* _Short task_: Transcribe all of the material exactly. Any picture in it should be left out.

* _Input_:
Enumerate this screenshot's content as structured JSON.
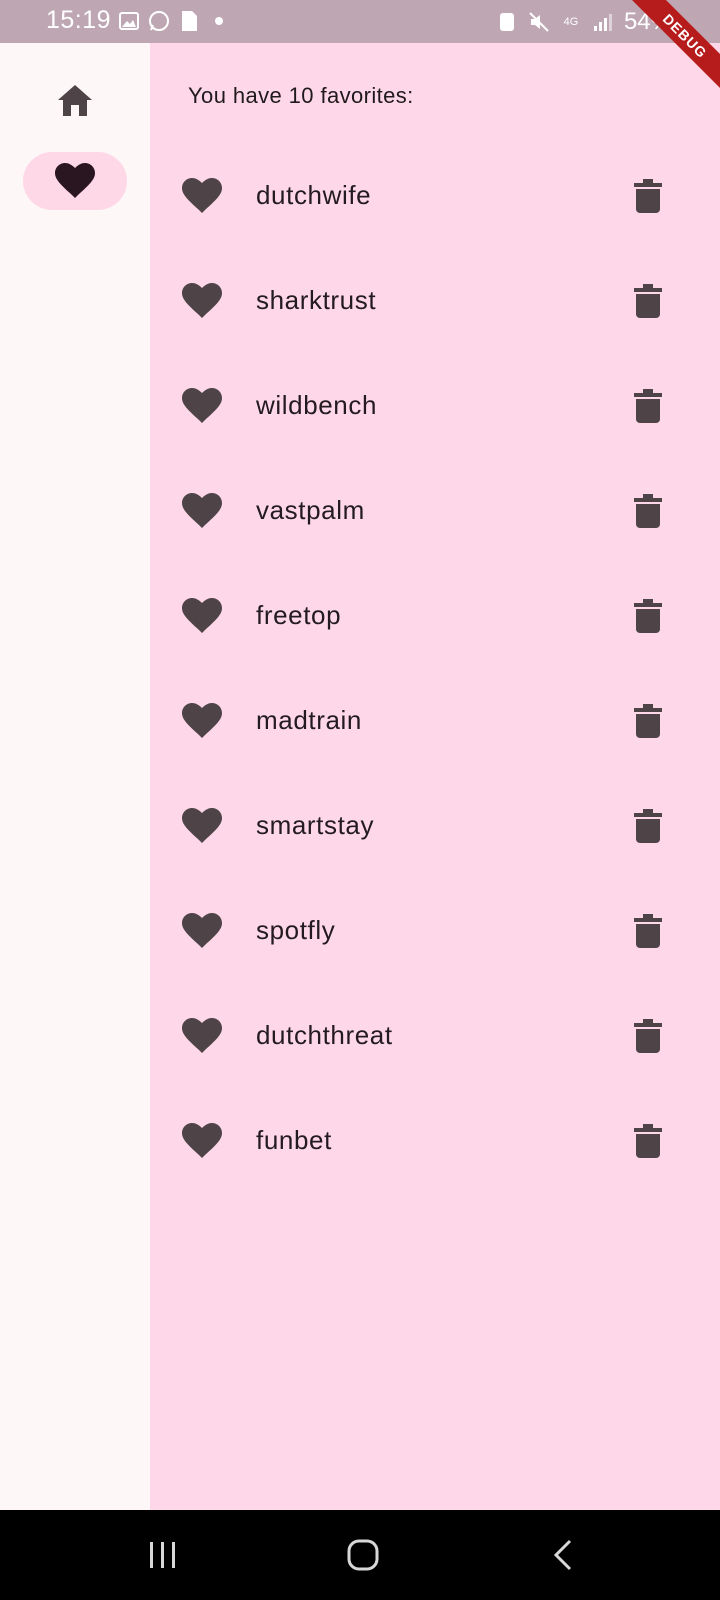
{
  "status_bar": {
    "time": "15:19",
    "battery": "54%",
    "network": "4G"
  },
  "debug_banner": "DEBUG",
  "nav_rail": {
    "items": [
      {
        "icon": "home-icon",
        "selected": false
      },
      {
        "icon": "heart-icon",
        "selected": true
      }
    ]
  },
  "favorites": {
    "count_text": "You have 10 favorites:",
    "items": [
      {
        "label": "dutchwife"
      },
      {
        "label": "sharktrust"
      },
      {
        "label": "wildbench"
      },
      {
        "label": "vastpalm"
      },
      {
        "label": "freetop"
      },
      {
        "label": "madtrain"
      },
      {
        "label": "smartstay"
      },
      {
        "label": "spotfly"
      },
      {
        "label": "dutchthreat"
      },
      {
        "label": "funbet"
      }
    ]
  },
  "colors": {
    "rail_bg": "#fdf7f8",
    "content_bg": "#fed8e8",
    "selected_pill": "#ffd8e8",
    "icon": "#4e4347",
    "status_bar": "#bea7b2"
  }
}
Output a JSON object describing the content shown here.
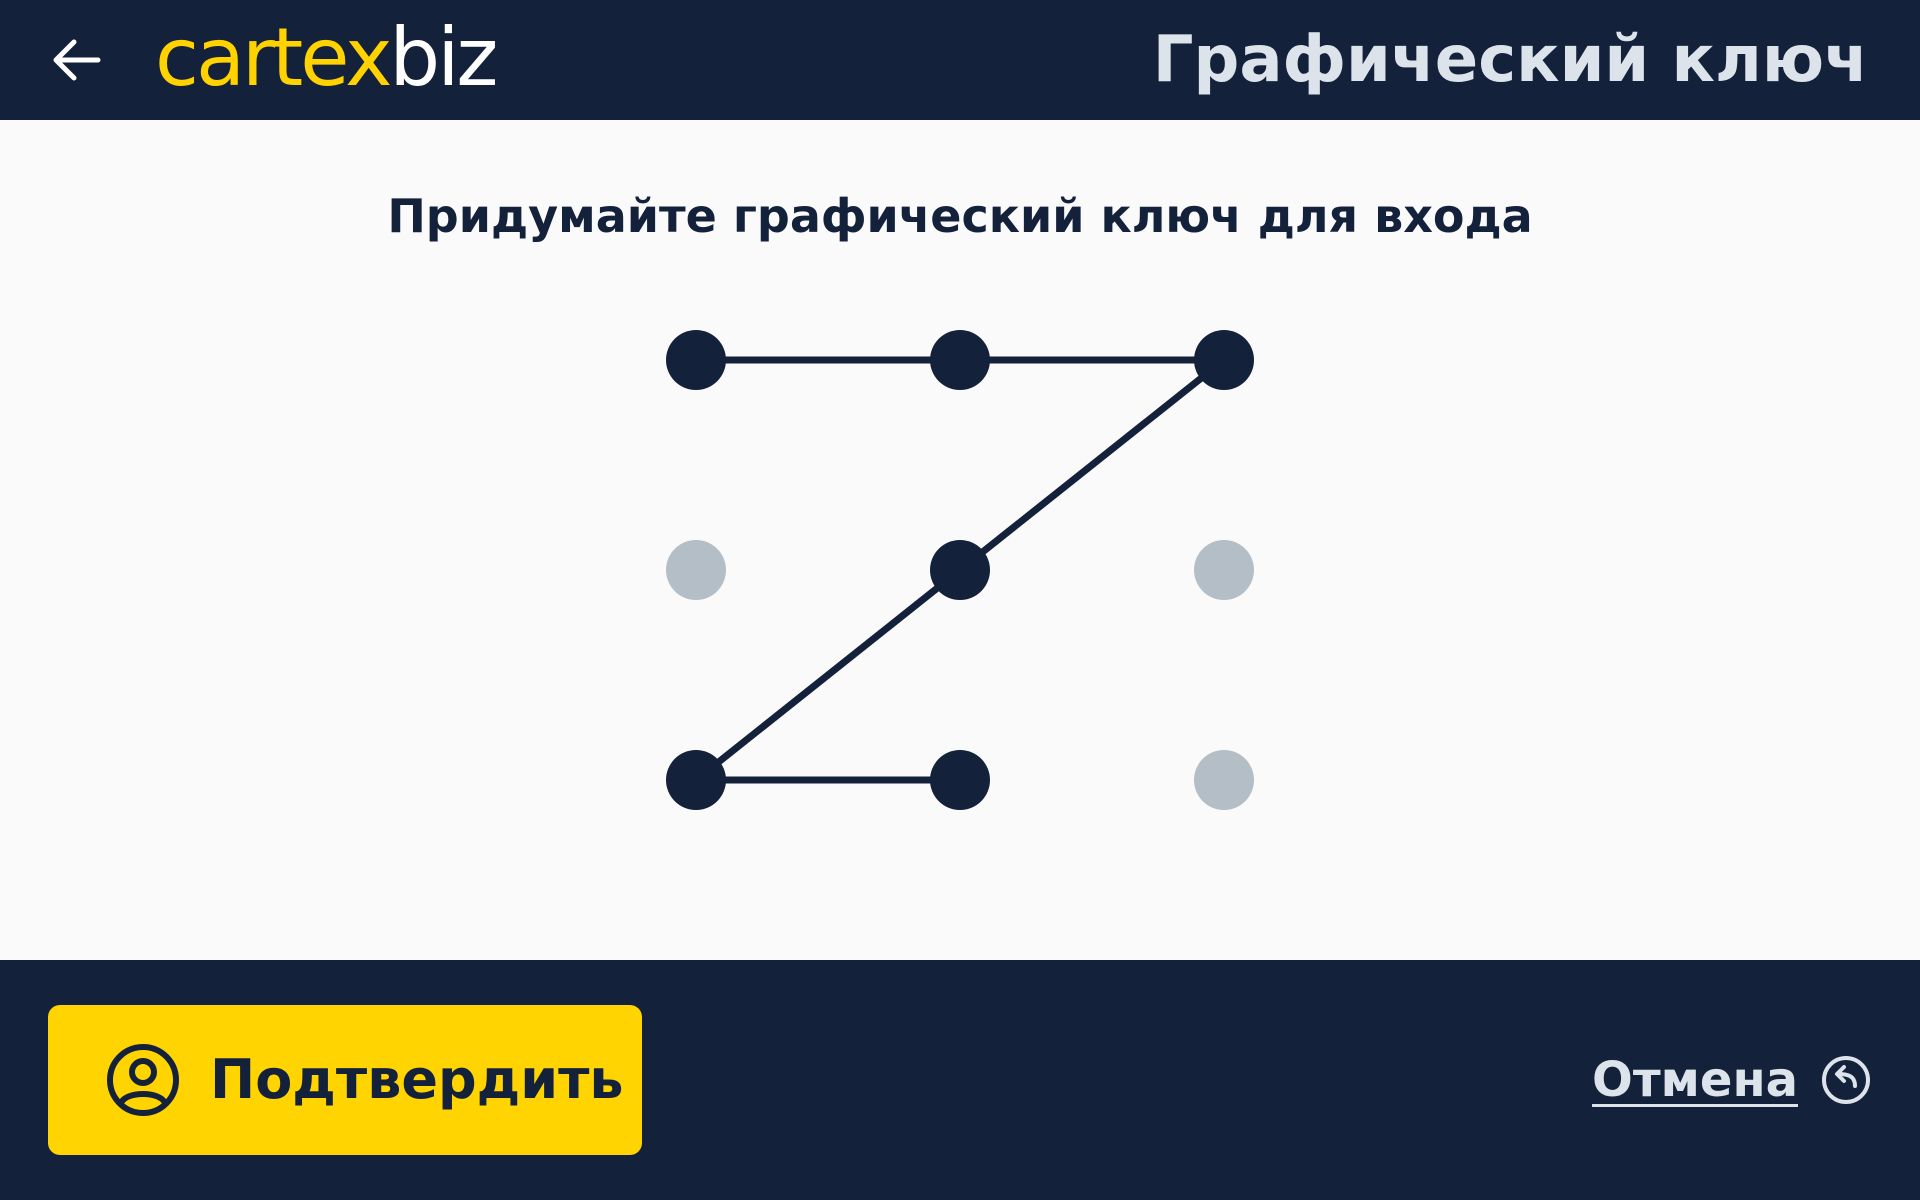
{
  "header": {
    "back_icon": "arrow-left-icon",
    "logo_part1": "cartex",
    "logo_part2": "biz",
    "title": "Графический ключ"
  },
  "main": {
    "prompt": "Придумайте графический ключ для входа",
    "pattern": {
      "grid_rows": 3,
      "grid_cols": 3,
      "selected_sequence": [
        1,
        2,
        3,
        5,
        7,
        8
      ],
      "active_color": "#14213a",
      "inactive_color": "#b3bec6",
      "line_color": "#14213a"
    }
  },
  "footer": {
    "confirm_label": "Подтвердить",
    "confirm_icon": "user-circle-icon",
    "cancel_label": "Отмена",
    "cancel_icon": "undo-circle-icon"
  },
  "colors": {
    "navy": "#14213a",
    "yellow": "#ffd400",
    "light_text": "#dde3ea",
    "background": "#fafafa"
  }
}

* _Right answer_:
Enumerate this screenshot's content as structured JSON.
{
  "status_bar": {
    "time": "15:19",
    "battery": "54%",
    "network": "4G"
  },
  "debug_banner": "DEBUG",
  "nav_rail": {
    "items": [
      {
        "icon": "home-icon",
        "selected": false
      },
      {
        "icon": "heart-icon",
        "selected": true
      }
    ]
  },
  "favorites": {
    "count_text": "You have 10 favorites:",
    "items": [
      {
        "label": "dutchwife"
      },
      {
        "label": "sharktrust"
      },
      {
        "label": "wildbench"
      },
      {
        "label": "vastpalm"
      },
      {
        "label": "freetop"
      },
      {
        "label": "madtrain"
      },
      {
        "label": "smartstay"
      },
      {
        "label": "spotfly"
      },
      {
        "label": "dutchthreat"
      },
      {
        "label": "funbet"
      }
    ]
  },
  "colors": {
    "rail_bg": "#fdf7f8",
    "content_bg": "#fed8e8",
    "selected_pill": "#ffd8e8",
    "icon": "#4e4347",
    "status_bar": "#bea7b2"
  }
}
Output a JSON object describing the content shown here.
{
  "header": {
    "back_icon": "arrow-left-icon",
    "logo_part1": "cartex",
    "logo_part2": "biz",
    "title": "Графический ключ"
  },
  "main": {
    "prompt": "Придумайте графический ключ для входа",
    "pattern": {
      "grid_rows": 3,
      "grid_cols": 3,
      "selected_sequence": [
        1,
        2,
        3,
        5,
        7,
        8
      ],
      "active_color": "#14213a",
      "inactive_color": "#b3bec6",
      "line_color": "#14213a"
    }
  },
  "footer": {
    "confirm_label": "Подтвердить",
    "confirm_icon": "user-circle-icon",
    "cancel_label": "Отмена",
    "cancel_icon": "undo-circle-icon"
  },
  "colors": {
    "navy": "#14213a",
    "yellow": "#ffd400",
    "light_text": "#dde3ea",
    "background": "#fafafa"
  }
}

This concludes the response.